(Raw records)
- - - -
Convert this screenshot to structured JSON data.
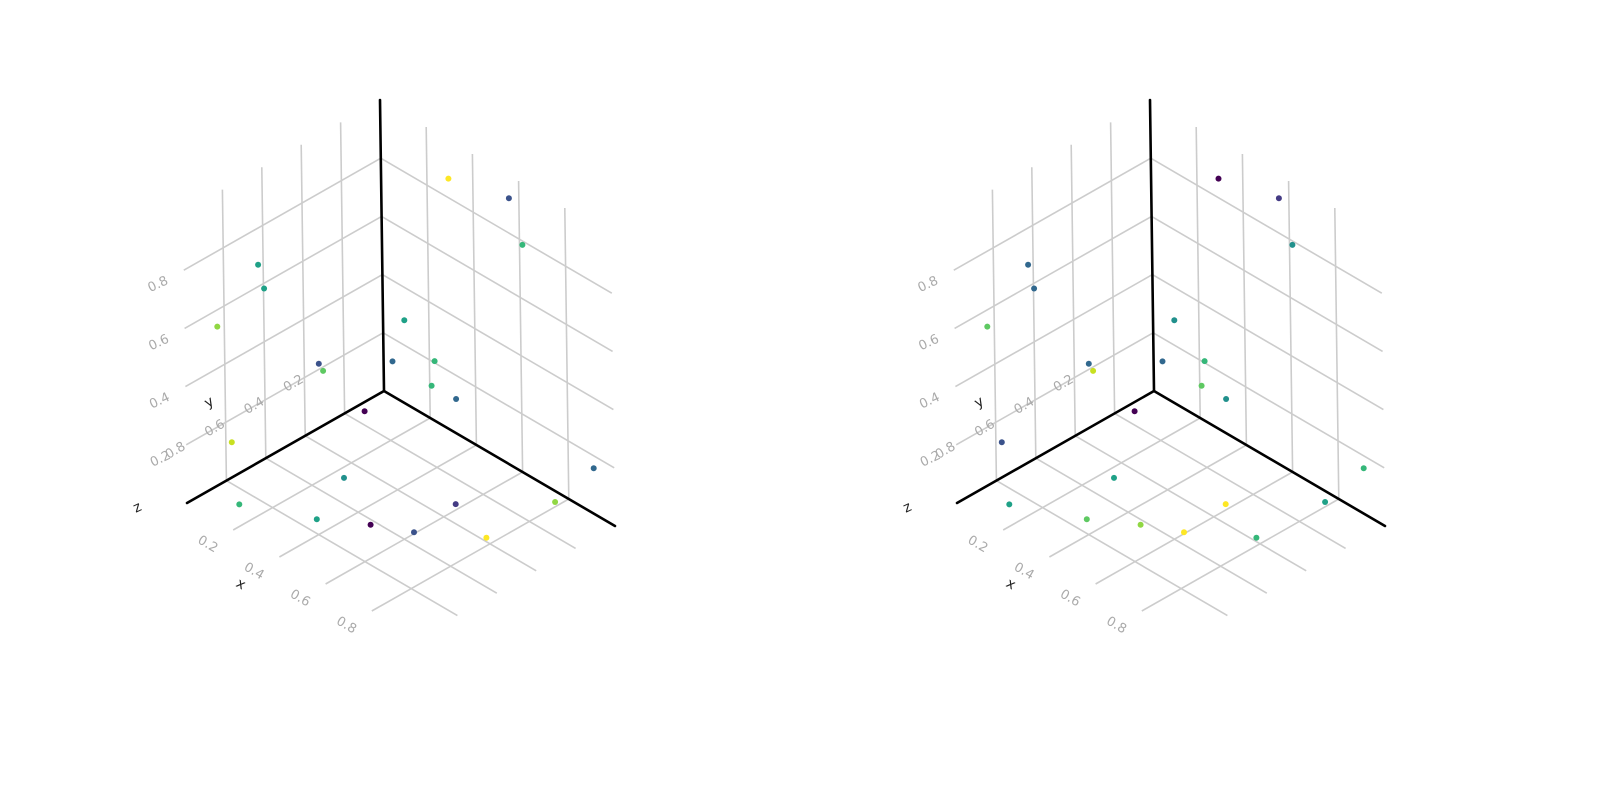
{
  "chart_data": [
    {
      "type": "scatter",
      "projection": "3d",
      "title": "",
      "xlabel": "x",
      "ylabel": "y",
      "zlabel": "z",
      "xlim": [
        0,
        1
      ],
      "ylim": [
        0,
        1
      ],
      "zlim": [
        0,
        1
      ],
      "x_ticks": [
        "0.2",
        "0.4",
        "0.6",
        "0.8"
      ],
      "y_ticks": [
        "0.2",
        "0.4",
        "0.6",
        "0.8"
      ],
      "z_ticks": [
        "0.2",
        "0.4",
        "0.6",
        "0.8"
      ],
      "grid": true,
      "colormap": "viridis",
      "colors": [
        "#440154",
        "#443b84",
        "#3b528b",
        "#31688e",
        "#21908c",
        "#1fa187",
        "#35b779",
        "#5ec962",
        "#90d743",
        "#c8e020",
        "#fde725"
      ],
      "points": [
        {
          "x": 0.6,
          "y": 0.05,
          "z": 0.96,
          "c": 0.2
        },
        {
          "x": 0.02,
          "y": 0.62,
          "z": 0.6,
          "c": 0.5
        },
        {
          "x": 0.32,
          "y": 0.03,
          "z": 0.89,
          "c": 1.0
        },
        {
          "x": 0.93,
          "y": 0.72,
          "z": 0.32,
          "c": 0.1
        },
        {
          "x": 0.98,
          "y": 0.08,
          "z": 0.22,
          "c": 0.3
        },
        {
          "x": 0.54,
          "y": 0.95,
          "z": 0.71,
          "c": 0.15
        },
        {
          "x": 0.76,
          "y": 0.17,
          "z": 0.92,
          "c": 0.55
        },
        {
          "x": 0.24,
          "y": 0.17,
          "z": 0.42,
          "c": 0.45
        },
        {
          "x": 0.16,
          "y": 0.81,
          "z": 0.82,
          "c": 0.45
        },
        {
          "x": 0.87,
          "y": 0.15,
          "z": 0.08,
          "c": 0.75
        },
        {
          "x": 0.39,
          "y": 0.21,
          "z": 0.28,
          "c": 0.55
        },
        {
          "x": 0.88,
          "y": 0.51,
          "z": 0.1,
          "c": 1.0
        },
        {
          "x": 0.47,
          "y": 0.18,
          "z": 0.26,
          "c": 0.25
        },
        {
          "x": 0.37,
          "y": 0.17,
          "z": 0.34,
          "c": 0.6
        },
        {
          "x": 0.54,
          "y": 0.7,
          "z": 0.06,
          "c": 0.0
        },
        {
          "x": 0.34,
          "y": 0.6,
          "z": 0.09,
          "c": 0.35
        },
        {
          "x": 0.98,
          "y": 0.99,
          "z": 0.35,
          "c": 0.2
        },
        {
          "x": 0.2,
          "y": 0.33,
          "z": 0.15,
          "c": 0.0
        },
        {
          "x": 0.47,
          "y": 0.89,
          "z": 0.12,
          "c": 0.5
        },
        {
          "x": 0.0,
          "y": 0.77,
          "z": 0.12,
          "c": 0.9
        },
        {
          "x": 0.16,
          "y": 0.14,
          "z": 0.23,
          "c": 0.3
        },
        {
          "x": 0.15,
          "y": 0.91,
          "z": 0.03,
          "c": 0.55
        },
        {
          "x": 0.29,
          "y": 0.64,
          "z": 0.45,
          "c": 0.65
        },
        {
          "x": 0.03,
          "y": 0.87,
          "z": 0.57,
          "c": 0.75
        }
      ]
    },
    {
      "type": "scatter",
      "projection": "3d",
      "title": "",
      "xlabel": "x",
      "ylabel": "y",
      "zlabel": "z",
      "xlim": [
        0,
        1
      ],
      "ylim": [
        0,
        1
      ],
      "zlim": [
        0,
        1
      ],
      "x_ticks": [
        "0.2",
        "0.4",
        "0.6",
        "0.8"
      ],
      "y_ticks": [
        "0.2",
        "0.4",
        "0.6",
        "0.8"
      ],
      "z_ticks": [
        "0.2",
        "0.4",
        "0.6",
        "0.8"
      ],
      "grid": true,
      "colormap": "viridis",
      "colors": [
        "#440154",
        "#443b84",
        "#3b528b",
        "#31688e",
        "#21908c",
        "#1fa187",
        "#35b779",
        "#5ec962",
        "#90d743",
        "#c8e020",
        "#fde725"
      ],
      "points": [
        {
          "x": 0.6,
          "y": 0.05,
          "z": 0.96,
          "c": 0.1
        },
        {
          "x": 0.02,
          "y": 0.62,
          "z": 0.6,
          "c": 0.3
        },
        {
          "x": 0.32,
          "y": 0.03,
          "z": 0.89,
          "c": 0.0
        },
        {
          "x": 0.93,
          "y": 0.72,
          "z": 0.32,
          "c": 1.0
        },
        {
          "x": 0.98,
          "y": 0.08,
          "z": 0.22,
          "c": 0.6
        },
        {
          "x": 0.54,
          "y": 0.95,
          "z": 0.71,
          "c": 0.25
        },
        {
          "x": 0.76,
          "y": 0.17,
          "z": 0.92,
          "c": 0.4
        },
        {
          "x": 0.24,
          "y": 0.17,
          "z": 0.42,
          "c": 0.35
        },
        {
          "x": 0.16,
          "y": 0.81,
          "z": 0.82,
          "c": 0.25
        },
        {
          "x": 0.87,
          "y": 0.15,
          "z": 0.08,
          "c": 0.45
        },
        {
          "x": 0.39,
          "y": 0.21,
          "z": 0.28,
          "c": 0.65
        },
        {
          "x": 0.88,
          "y": 0.51,
          "z": 0.1,
          "c": 0.55
        },
        {
          "x": 0.47,
          "y": 0.18,
          "z": 0.26,
          "c": 0.35
        },
        {
          "x": 0.37,
          "y": 0.17,
          "z": 0.34,
          "c": 0.55
        },
        {
          "x": 0.54,
          "y": 0.7,
          "z": 0.06,
          "c": 0.8
        },
        {
          "x": 0.34,
          "y": 0.6,
          "z": 0.09,
          "c": 0.5
        },
        {
          "x": 0.98,
          "y": 0.99,
          "z": 0.35,
          "c": 0.95
        },
        {
          "x": 0.2,
          "y": 0.33,
          "z": 0.15,
          "c": 0.0
        },
        {
          "x": 0.47,
          "y": 0.89,
          "z": 0.12,
          "c": 0.7
        },
        {
          "x": 0.0,
          "y": 0.77,
          "z": 0.12,
          "c": 0.2
        },
        {
          "x": 0.16,
          "y": 0.14,
          "z": 0.23,
          "c": 0.25
        },
        {
          "x": 0.15,
          "y": 0.91,
          "z": 0.03,
          "c": 0.45
        },
        {
          "x": 0.29,
          "y": 0.64,
          "z": 0.45,
          "c": 0.85
        },
        {
          "x": 0.03,
          "y": 0.87,
          "z": 0.57,
          "c": 0.65
        }
      ]
    }
  ]
}
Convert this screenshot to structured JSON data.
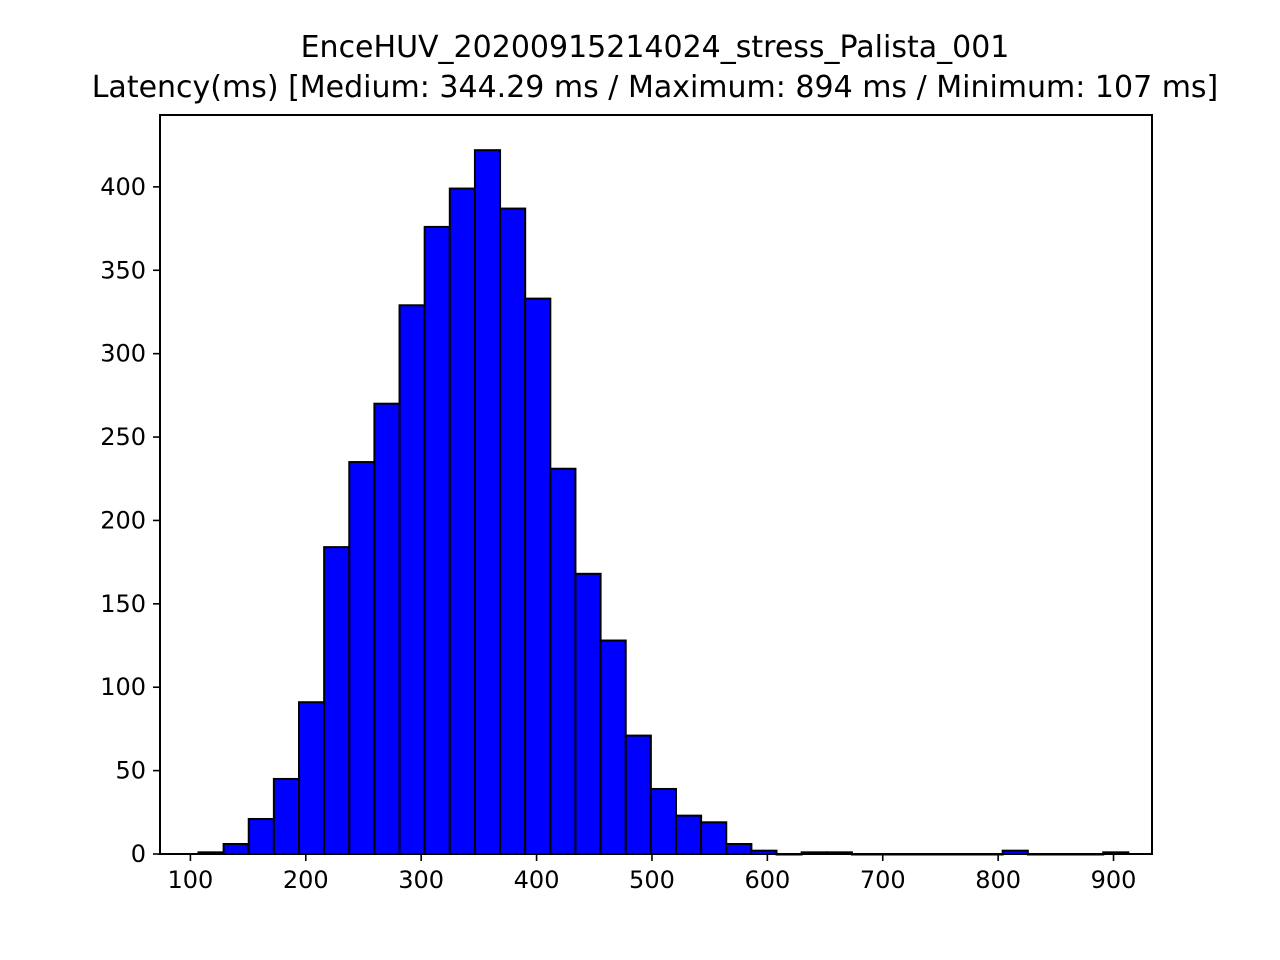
{
  "chart_data": {
    "type": "bar",
    "title": "EnceHUV_20200915214024_stress_Palista_001",
    "subtitle": "Latency(ms) [Medium: 344.29 ms / Maximum: 894 ms / Minimum: 107 ms]",
    "xlabel": "",
    "ylabel": "",
    "xlim": [
      73.65,
      933.35
    ],
    "ylim": [
      0,
      443.1
    ],
    "bin_width": 21.78,
    "bin_start": 107,
    "values": [
      1,
      6,
      21,
      45,
      91,
      184,
      235,
      270,
      329,
      376,
      399,
      422,
      387,
      333,
      231,
      168,
      128,
      71,
      39,
      23,
      19,
      6,
      2,
      0,
      1,
      1,
      0,
      0,
      0,
      0,
      0,
      0,
      2,
      0,
      0,
      0,
      1
    ],
    "xticks": [
      100,
      200,
      300,
      400,
      500,
      600,
      700,
      800,
      900
    ],
    "yticks": [
      0,
      50,
      100,
      150,
      200,
      250,
      300,
      350,
      400
    ],
    "grid": false,
    "legend": "none",
    "bar_color": "#0000ff",
    "edge_color": "#000000"
  }
}
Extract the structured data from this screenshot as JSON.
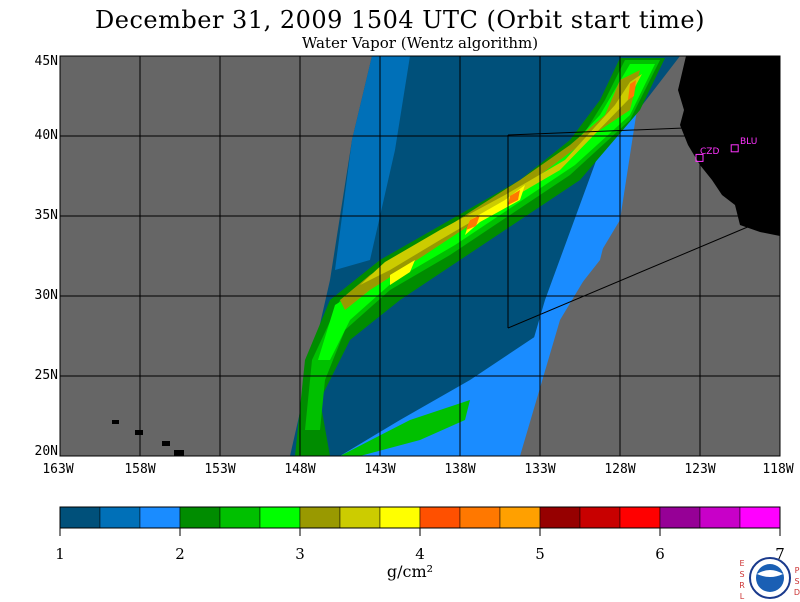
{
  "title": "December 31, 2009  1504 UTC  (Orbit start time)",
  "subtitle": "Water Vapor (Wentz algorithm)",
  "map": {
    "lon_range": [
      -163,
      -118
    ],
    "lat_range": [
      20,
      45
    ],
    "lat_labels": [
      "45N",
      "40N",
      "35N",
      "30N",
      "25N",
      "20N"
    ],
    "lon_labels": [
      "163W",
      "158W",
      "153W",
      "148W",
      "143W",
      "138W",
      "133W",
      "128W",
      "123W",
      "118W"
    ],
    "stations": [
      {
        "code": "CZD",
        "lon": -123.0,
        "lat": 38.6
      },
      {
        "code": "BLU",
        "lon": -120.8,
        "lat": 39.2
      }
    ],
    "colors": {
      "no_data": "#666666",
      "land": "#000000",
      "station": "#ff33ff"
    }
  },
  "colorbar": {
    "labels": [
      "1",
      "2",
      "3",
      "4",
      "5",
      "6",
      "7"
    ],
    "units": "g/cm²",
    "colors": [
      "#00507a",
      "#0070b8",
      "#1a8cff",
      "#008c00",
      "#00c000",
      "#00ff00",
      "#999900",
      "#cccc00",
      "#ffff00",
      "#ff5000",
      "#ff7800",
      "#ffa000",
      "#960000",
      "#c80000",
      "#ff0000",
      "#960096",
      "#c800c8",
      "#ff00ff"
    ]
  },
  "logo": {
    "left_letters": [
      "E",
      "S",
      "R",
      "L"
    ],
    "right_letters": [
      "P",
      "S",
      "D"
    ],
    "name": "NOAA"
  }
}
- - - -
What is required → Copy whichever lines in the listing above contain the word "subtitle".

Final answer →
    "subtitle": "Latency(ms) [Medium: 344.29 ms / Maximum: 894 ms / Minimum: 107 ms]",
  "subtitle": "Water Vapor (Wentz algorithm)",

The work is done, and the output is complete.